*Task goal*
Reproduce the entries from the start through the line containing "701, 1631, 751]", with every "stat panel" renamed to "metric panel" and all other text left unchanged.

**********

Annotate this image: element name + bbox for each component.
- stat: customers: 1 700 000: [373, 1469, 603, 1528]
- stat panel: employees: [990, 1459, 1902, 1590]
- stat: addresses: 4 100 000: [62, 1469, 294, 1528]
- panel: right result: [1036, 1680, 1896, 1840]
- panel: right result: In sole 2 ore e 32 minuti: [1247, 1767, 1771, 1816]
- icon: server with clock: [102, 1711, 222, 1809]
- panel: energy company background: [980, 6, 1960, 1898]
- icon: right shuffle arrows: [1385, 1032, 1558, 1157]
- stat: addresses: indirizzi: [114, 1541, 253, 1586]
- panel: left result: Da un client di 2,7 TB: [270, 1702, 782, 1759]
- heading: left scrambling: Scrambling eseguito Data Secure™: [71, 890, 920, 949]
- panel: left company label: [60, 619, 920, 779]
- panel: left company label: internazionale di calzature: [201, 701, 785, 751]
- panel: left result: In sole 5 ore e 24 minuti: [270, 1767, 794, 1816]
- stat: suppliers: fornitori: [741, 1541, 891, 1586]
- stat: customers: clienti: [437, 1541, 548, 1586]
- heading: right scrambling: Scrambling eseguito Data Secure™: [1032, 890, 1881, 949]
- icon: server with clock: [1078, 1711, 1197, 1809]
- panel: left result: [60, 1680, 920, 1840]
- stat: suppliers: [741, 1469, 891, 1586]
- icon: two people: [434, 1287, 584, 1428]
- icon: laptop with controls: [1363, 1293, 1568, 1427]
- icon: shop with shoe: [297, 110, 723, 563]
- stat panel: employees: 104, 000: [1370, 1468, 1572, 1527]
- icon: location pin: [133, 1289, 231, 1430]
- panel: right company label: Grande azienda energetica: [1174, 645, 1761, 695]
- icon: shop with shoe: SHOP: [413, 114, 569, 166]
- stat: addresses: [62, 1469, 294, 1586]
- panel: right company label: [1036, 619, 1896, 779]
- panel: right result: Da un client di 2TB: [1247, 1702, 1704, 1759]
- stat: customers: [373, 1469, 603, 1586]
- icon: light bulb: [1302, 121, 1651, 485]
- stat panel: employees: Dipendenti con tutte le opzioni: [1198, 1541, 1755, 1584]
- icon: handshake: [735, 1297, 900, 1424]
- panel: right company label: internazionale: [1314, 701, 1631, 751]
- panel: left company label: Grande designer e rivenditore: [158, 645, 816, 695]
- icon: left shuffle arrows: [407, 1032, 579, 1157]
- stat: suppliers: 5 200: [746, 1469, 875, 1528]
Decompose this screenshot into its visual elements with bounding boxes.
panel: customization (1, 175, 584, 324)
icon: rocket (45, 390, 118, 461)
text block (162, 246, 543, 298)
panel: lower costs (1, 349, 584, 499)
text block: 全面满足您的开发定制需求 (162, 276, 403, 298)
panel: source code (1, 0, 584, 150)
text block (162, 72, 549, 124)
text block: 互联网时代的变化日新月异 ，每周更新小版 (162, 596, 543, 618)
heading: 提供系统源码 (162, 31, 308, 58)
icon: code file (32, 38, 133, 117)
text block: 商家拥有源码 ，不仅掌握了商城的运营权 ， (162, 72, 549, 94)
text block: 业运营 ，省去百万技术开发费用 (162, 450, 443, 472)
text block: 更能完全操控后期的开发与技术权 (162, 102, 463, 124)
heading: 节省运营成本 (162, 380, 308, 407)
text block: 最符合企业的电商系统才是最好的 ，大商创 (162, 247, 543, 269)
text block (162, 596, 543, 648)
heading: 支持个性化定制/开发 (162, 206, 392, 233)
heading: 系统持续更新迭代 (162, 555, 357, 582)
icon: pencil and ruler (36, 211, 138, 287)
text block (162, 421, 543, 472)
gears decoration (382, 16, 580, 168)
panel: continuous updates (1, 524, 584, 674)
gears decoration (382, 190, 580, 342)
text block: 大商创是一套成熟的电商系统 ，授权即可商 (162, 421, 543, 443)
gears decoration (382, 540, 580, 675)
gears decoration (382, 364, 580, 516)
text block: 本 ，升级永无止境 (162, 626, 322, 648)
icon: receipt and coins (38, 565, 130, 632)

**********

*Answer for this exercise*
Annotate this image: element name + bbox for each component.
- stat: customers: 1 700 000: [373, 1469, 603, 1528]
- metric panel: employees: [990, 1459, 1902, 1590]
- stat: addresses: 4 100 000: [62, 1469, 294, 1528]
- panel: right result: [1036, 1680, 1896, 1840]
- panel: right result: In sole 2 ore e 32 minuti: [1247, 1767, 1771, 1816]
- icon: server with clock: [102, 1711, 222, 1809]
- panel: energy company background: [980, 6, 1960, 1898]
- icon: right shuffle arrows: [1385, 1032, 1558, 1157]
- stat: addresses: indirizzi: [114, 1541, 253, 1586]
- panel: left result: Da un client di 2,7 TB: [270, 1702, 782, 1759]
- heading: left scrambling: Scrambling eseguito Data Secure™: [71, 890, 920, 949]
- panel: left company label: [60, 619, 920, 779]
- panel: left company label: internazionale di calzature: [201, 701, 785, 751]
- panel: left result: In sole 5 ore e 24 minuti: [270, 1767, 794, 1816]
- stat: suppliers: fornitori: [741, 1541, 891, 1586]
- stat: customers: clienti: [437, 1541, 548, 1586]
- heading: right scrambling: Scrambling eseguito Data Secure™: [1032, 890, 1881, 949]
- icon: server with clock: [1078, 1711, 1197, 1809]
- panel: left result: [60, 1680, 920, 1840]
- stat: suppliers: [741, 1469, 891, 1586]
- icon: two people: [434, 1287, 584, 1428]
- icon: laptop with controls: [1363, 1293, 1568, 1427]
- icon: shop with shoe: [297, 110, 723, 563]
- metric panel: employees: 104, 000: [1370, 1468, 1572, 1527]
- icon: location pin: [133, 1289, 231, 1430]
- panel: right company label: Grande azienda energetica: [1174, 645, 1761, 695]
- icon: shop with shoe: SHOP: [413, 114, 569, 166]
- stat: addresses: [62, 1469, 294, 1586]
- panel: right company label: [1036, 619, 1896, 779]
- panel: right result: Da un client di 2TB: [1247, 1702, 1704, 1759]
- stat: customers: [373, 1469, 603, 1586]
- icon: light bulb: [1302, 121, 1651, 485]
- metric panel: employees: Dipendenti con tutte le opzioni: [1198, 1541, 1755, 1584]
- icon: handshake: [735, 1297, 900, 1424]
- panel: right company label: internazionale: [1314, 701, 1631, 751]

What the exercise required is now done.